> **Text to read**:
══════════
Electrically charged droplet source refers to a device capable of dispersing liquid sample into charged droplets suspended in a flow of bath gas. Multiply charged and/or singly charged droplets ranging from approximately 0.01 to approximately 10 μm in size may be generated by droplet sources of the present invention. For example, an electrospray ionization droplet source may be used to generate droplets from liquid samples in the present invention.

Field desorption-charge reduction region refers to a region downstream of the electrically charged droplet source with respect to the flow of bath gas. Within the field desorption-charge regulation region, charged droplets are at least partially evaporated resulting in the formation of smaller charged droplets and gas phase analyte ions. In addition, reactions between reagent ions and gas phase analyte ions, charged droplets or both occur within the field desorption-charge reduction region and result in gas phase analyte ions with a selectively adjustable charge-state distribution. Typically, the field desorption-charge reduction region is within a shielded region substantially free of electric fields and/or magnetic fields generated by a reagent ion source. Further, the field desorption-charge reduction region may comprise a chamber operationally connected to a charged droplet source to allow the passage and charge reduction of analyte ions.
══════════
> **Extracted entries**:
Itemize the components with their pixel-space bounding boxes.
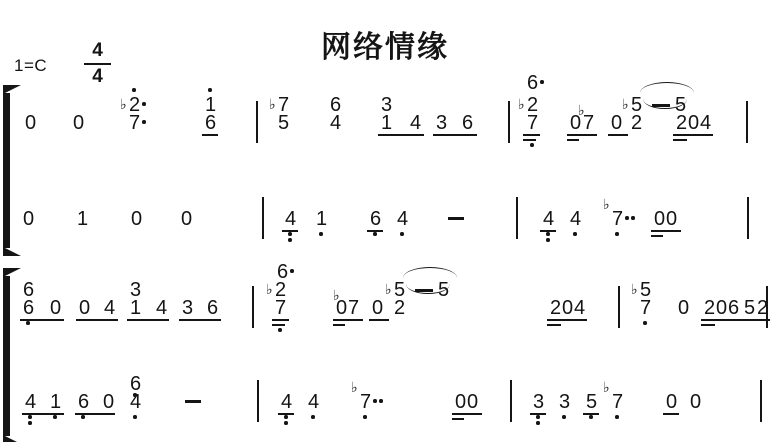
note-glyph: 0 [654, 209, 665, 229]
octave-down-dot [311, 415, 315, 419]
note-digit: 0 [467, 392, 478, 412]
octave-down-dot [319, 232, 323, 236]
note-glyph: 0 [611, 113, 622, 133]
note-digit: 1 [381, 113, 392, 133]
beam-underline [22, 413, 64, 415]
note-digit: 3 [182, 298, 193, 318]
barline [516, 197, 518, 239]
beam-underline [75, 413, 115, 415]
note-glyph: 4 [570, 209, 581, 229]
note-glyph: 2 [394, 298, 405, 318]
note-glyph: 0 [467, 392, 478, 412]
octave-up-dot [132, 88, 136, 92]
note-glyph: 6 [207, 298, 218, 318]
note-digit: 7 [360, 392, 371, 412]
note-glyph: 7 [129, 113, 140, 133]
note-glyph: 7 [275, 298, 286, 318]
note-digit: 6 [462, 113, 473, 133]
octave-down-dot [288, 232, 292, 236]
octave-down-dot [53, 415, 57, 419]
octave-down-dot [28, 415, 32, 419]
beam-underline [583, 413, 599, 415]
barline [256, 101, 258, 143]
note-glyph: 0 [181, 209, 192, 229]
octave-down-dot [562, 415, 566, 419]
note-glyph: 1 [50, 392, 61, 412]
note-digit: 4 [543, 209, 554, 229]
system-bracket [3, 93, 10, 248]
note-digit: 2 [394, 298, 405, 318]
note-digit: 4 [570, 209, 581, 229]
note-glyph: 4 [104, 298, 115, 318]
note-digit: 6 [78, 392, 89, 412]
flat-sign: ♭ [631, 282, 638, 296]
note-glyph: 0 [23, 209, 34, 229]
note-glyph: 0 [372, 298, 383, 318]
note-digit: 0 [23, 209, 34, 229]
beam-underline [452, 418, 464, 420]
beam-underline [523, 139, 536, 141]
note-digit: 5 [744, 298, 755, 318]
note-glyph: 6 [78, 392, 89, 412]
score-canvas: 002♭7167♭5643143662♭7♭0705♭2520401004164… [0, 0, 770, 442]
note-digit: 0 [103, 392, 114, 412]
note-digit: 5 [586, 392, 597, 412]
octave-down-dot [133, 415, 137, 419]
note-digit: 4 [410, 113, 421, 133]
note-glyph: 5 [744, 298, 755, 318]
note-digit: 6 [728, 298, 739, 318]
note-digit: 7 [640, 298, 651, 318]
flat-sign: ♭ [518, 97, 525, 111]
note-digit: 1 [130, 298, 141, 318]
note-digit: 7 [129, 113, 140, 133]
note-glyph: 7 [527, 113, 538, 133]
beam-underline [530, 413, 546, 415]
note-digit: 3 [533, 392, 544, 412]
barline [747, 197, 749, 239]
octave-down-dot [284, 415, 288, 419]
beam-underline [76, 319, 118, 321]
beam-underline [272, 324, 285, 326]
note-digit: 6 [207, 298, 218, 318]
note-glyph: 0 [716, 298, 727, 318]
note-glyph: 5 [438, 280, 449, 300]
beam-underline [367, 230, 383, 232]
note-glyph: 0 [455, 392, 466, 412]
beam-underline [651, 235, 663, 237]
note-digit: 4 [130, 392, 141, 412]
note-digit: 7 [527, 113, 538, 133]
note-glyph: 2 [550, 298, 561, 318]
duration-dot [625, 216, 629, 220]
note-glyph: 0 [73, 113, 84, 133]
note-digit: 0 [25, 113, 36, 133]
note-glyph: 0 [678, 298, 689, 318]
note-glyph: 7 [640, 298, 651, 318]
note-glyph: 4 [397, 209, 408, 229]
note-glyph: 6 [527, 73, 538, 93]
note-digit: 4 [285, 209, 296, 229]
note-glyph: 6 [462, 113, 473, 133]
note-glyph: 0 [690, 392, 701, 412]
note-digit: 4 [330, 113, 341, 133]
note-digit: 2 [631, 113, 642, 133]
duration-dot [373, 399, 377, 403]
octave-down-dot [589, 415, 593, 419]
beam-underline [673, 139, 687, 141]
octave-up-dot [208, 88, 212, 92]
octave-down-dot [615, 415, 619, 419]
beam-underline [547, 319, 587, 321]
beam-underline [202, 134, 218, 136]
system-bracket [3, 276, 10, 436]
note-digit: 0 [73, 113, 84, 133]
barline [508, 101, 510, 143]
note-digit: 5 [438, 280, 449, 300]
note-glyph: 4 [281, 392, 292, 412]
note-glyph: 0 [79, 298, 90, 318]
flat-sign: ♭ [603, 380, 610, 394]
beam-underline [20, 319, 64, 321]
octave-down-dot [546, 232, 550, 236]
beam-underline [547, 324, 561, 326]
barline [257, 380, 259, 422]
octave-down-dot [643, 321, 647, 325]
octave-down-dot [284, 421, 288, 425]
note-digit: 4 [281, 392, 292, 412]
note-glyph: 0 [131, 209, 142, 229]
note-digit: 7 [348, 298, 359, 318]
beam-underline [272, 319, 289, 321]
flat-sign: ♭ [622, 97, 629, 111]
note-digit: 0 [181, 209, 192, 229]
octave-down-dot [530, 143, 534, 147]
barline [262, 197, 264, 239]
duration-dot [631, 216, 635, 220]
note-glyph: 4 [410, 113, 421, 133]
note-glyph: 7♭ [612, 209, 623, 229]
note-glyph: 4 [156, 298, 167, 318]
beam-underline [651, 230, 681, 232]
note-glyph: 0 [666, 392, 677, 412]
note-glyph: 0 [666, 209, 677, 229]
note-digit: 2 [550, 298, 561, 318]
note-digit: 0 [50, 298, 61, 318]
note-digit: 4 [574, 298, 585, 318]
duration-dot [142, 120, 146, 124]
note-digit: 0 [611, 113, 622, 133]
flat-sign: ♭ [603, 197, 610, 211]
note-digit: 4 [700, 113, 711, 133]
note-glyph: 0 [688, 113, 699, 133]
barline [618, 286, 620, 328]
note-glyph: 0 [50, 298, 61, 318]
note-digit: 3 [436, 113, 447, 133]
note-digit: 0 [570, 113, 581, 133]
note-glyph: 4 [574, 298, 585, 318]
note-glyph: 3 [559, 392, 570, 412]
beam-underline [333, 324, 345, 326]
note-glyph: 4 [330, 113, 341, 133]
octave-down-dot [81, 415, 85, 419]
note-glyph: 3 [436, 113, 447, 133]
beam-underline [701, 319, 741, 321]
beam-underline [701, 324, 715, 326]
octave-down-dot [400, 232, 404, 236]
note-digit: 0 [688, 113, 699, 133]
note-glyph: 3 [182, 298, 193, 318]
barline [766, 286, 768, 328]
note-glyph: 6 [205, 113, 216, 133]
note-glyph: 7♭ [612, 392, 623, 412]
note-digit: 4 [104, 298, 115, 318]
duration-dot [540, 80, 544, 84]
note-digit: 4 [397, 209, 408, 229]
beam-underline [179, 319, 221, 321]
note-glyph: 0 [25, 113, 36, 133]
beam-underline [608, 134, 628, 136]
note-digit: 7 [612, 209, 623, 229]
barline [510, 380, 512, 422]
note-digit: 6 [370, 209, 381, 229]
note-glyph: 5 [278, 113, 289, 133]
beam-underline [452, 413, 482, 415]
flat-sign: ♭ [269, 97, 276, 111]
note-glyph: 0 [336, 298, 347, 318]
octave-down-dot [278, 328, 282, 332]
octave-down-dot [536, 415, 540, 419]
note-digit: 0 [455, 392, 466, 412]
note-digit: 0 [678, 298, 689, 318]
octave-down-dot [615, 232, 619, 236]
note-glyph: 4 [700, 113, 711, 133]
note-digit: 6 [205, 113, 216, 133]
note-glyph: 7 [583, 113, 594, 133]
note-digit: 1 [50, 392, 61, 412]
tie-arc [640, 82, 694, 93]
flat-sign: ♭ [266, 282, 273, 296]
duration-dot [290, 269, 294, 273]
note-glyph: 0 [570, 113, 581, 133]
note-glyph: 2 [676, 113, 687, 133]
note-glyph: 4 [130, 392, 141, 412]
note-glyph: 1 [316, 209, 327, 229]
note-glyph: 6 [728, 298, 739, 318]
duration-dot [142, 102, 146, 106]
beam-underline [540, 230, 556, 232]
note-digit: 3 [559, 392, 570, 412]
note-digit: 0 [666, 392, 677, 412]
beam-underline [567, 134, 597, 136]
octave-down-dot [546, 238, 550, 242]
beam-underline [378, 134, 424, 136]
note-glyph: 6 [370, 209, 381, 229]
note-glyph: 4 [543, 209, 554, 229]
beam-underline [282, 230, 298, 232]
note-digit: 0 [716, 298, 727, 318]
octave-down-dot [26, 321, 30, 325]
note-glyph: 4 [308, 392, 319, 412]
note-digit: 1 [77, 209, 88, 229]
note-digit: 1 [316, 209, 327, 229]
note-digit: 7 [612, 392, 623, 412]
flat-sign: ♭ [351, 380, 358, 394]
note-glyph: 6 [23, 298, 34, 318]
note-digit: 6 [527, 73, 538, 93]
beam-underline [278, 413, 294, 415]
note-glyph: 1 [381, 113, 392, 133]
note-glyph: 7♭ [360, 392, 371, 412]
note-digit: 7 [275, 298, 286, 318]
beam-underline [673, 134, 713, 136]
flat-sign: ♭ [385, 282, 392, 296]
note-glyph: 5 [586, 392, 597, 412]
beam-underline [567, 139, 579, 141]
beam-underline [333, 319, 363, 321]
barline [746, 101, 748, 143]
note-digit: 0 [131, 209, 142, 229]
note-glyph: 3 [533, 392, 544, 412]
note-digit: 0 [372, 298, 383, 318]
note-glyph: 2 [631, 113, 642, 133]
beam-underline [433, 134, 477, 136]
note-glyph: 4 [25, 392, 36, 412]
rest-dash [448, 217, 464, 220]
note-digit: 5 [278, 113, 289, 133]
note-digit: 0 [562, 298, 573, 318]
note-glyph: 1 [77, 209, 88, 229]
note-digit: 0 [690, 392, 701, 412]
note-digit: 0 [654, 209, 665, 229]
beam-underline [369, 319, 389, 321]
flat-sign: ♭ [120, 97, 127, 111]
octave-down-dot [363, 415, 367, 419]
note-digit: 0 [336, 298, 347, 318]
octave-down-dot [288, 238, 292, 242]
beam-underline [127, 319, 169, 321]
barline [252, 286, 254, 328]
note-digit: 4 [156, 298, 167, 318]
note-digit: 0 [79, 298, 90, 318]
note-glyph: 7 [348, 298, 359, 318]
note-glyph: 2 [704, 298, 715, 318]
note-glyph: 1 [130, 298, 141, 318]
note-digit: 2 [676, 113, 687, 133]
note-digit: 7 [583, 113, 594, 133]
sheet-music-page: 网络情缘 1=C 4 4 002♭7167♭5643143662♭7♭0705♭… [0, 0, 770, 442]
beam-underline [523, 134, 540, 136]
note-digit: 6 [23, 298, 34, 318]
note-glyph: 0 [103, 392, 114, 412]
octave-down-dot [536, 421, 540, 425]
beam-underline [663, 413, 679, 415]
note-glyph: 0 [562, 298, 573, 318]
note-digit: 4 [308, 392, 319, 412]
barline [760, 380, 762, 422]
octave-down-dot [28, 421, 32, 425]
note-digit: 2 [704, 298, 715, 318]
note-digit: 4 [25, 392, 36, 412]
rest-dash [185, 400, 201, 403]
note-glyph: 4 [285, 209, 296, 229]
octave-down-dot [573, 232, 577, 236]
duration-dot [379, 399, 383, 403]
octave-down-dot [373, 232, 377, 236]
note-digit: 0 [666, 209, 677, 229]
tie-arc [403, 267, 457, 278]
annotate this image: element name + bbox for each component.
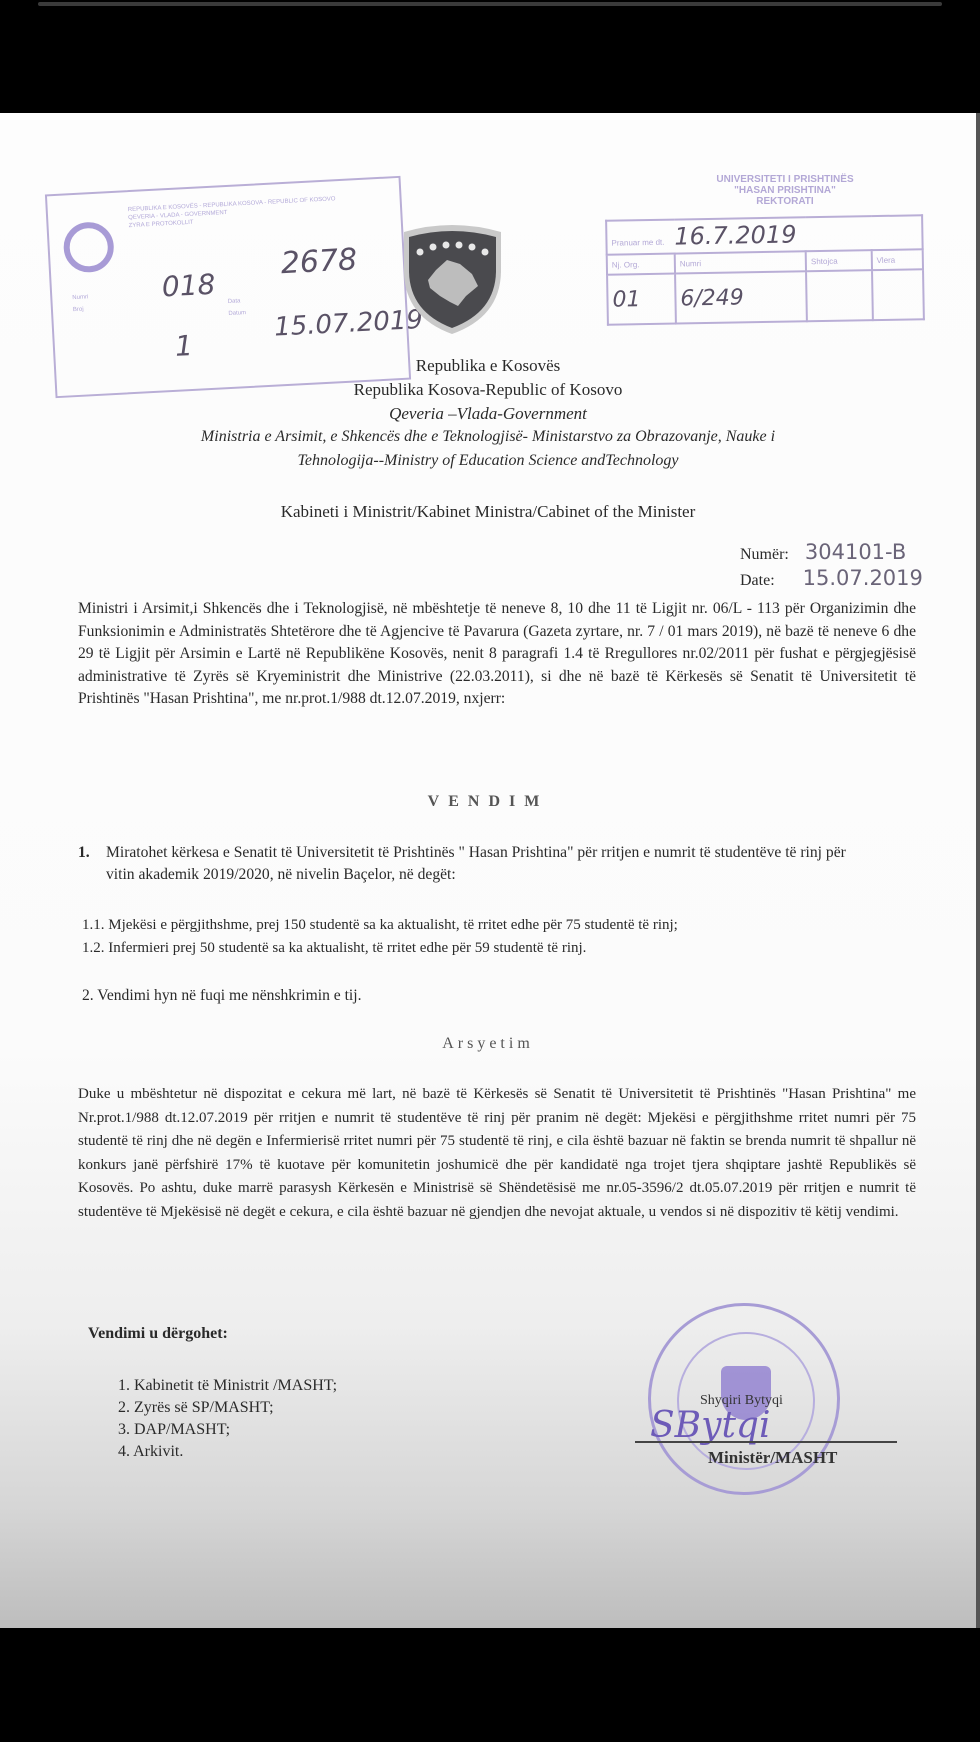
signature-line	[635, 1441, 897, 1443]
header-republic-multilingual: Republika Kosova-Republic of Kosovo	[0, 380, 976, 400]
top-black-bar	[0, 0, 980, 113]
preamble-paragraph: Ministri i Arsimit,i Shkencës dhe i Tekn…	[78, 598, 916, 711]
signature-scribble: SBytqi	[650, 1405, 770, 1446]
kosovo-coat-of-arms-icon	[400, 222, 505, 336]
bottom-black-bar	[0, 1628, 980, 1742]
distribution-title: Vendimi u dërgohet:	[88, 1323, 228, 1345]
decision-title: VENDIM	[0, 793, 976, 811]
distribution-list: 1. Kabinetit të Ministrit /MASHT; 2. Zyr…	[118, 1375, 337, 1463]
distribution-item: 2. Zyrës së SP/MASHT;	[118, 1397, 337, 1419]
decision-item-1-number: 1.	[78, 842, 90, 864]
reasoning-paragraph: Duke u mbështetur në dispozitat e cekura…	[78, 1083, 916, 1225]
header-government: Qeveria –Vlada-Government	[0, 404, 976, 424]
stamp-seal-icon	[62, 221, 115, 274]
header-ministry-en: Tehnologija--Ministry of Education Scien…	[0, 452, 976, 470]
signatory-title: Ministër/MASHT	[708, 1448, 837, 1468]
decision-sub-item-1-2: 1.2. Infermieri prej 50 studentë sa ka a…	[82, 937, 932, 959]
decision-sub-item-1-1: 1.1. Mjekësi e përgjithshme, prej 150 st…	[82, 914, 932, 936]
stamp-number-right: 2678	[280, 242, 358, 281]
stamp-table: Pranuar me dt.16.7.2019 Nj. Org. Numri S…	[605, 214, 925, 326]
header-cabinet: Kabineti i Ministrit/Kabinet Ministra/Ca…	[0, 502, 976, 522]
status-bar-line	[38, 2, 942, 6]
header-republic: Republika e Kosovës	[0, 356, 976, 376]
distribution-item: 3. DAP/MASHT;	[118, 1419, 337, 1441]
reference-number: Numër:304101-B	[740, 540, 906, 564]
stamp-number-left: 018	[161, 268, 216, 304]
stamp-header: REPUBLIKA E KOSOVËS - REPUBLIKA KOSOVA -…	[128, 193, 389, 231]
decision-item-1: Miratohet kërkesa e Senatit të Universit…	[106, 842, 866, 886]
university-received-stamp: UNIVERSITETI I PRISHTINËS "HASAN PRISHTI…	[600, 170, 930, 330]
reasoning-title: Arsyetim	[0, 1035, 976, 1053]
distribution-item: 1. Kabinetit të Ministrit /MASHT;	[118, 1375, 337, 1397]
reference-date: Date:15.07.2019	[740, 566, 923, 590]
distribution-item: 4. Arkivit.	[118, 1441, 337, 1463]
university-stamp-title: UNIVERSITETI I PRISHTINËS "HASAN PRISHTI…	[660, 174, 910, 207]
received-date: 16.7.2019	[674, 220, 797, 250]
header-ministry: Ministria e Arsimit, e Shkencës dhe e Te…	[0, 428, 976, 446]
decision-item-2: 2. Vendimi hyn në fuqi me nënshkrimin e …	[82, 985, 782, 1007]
══════════
> **Things to do**:
1. Answer these questions using the text on charged droplet sources.
(a) What size range of droplets may the droplet sources generate?
(b) Where is the field desorption-charge reduction region located relative to the electrically charged droplet source?
(c) What type of droplet source is given as an example for generating droplets from liquid samples?
2. Output the passage from the text on charged droplet sources, starting at "Electrically charged droplet source refers" and ending at "in the present invention.".

> **Answers given**:
1.
(a) Approximately 0.01 to approximately 10 μm.
(b) Downstream of the electrically charged droplet source with respect to the flow of bath gas.
(c) An electrospray ionization droplet source.

2.
Electrically charged droplet source refers to a device capable of dispersing liquid sample into charged droplets suspended in a flow of bath gas. Multiply charged and/or singly charged droplets ranging from approximately 0.01 to approximately 10 μm in size may be generated by droplet sources of the present invention. For example, an electrospray ionization droplet source may be used to generate droplets from liquid samples in the present invention.